EXERCISE GOAL :: Copy each line of the records below word for word, keeping the original order.

# EXERCISE DATA start

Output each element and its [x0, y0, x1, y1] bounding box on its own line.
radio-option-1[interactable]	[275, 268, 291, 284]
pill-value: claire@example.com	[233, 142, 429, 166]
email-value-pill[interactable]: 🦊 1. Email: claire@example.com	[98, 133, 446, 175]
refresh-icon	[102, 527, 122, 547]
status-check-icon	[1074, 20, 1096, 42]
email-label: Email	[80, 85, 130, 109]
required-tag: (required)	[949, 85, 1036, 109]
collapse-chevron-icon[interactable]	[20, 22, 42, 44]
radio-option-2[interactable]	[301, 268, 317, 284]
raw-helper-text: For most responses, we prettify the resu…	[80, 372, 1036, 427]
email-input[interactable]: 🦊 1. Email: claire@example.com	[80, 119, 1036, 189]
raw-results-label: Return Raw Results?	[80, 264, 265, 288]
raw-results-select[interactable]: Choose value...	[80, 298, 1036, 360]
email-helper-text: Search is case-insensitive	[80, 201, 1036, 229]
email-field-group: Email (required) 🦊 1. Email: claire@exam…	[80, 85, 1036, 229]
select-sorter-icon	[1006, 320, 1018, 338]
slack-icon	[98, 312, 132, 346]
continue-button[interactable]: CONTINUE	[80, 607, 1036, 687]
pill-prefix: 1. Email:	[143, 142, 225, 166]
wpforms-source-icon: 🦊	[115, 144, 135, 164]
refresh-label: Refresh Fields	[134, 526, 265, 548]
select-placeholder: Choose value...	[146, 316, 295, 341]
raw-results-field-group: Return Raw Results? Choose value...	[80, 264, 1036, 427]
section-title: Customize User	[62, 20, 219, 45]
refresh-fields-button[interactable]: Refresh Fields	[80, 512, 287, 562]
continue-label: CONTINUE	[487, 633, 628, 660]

# EXERCISE DATA end

RESPONSE FOR THIS EXERCISE ::
Output each element and its [x0, y0, x1, y1] bounding box on its own line.
radio-option-1[interactable]	[275, 268, 291, 284]
pill-value: claire@example.com	[233, 142, 429, 166]
email-value-pill[interactable]: 🦊 1. Email: claire@example.com	[98, 133, 446, 175]
refresh-icon	[102, 527, 122, 547]
status-check-icon	[1074, 20, 1096, 42]
email-label: Email	[80, 85, 130, 109]
required-tag: (required)	[949, 85, 1036, 109]
collapse-chevron-icon[interactable]	[20, 22, 42, 44]
radio-option-2[interactable]	[301, 268, 317, 284]
raw-helper-text: For most responses, we prettify the resu…	[80, 372, 1036, 427]
email-input[interactable]: 🦊 1. Email: claire@example.com	[80, 119, 1036, 189]
raw-results-label: Return Raw Results?	[80, 264, 265, 288]
raw-results-select[interactable]: Choose value...	[80, 298, 1036, 360]
email-helper-text: Search is case-insensitive	[80, 201, 1036, 229]
email-field-group: Email (required) 🦊 1. Email: claire@exam…	[80, 85, 1036, 229]
select-sorter-icon	[1006, 320, 1018, 338]
slack-icon	[98, 312, 132, 346]
continue-button[interactable]: CONTINUE	[80, 607, 1036, 687]
pill-prefix: 1. Email:	[143, 142, 225, 166]
wpforms-source-icon: 🦊	[115, 144, 135, 164]
refresh-label: Refresh Fields	[134, 526, 265, 548]
select-placeholder: Choose value...	[146, 316, 295, 341]
raw-results-field-group: Return Raw Results? Choose value...	[80, 264, 1036, 427]
section-title: Customize User	[62, 20, 219, 45]
refresh-fields-button[interactable]: Refresh Fields	[80, 512, 287, 562]
continue-label: CONTINUE	[487, 633, 628, 660]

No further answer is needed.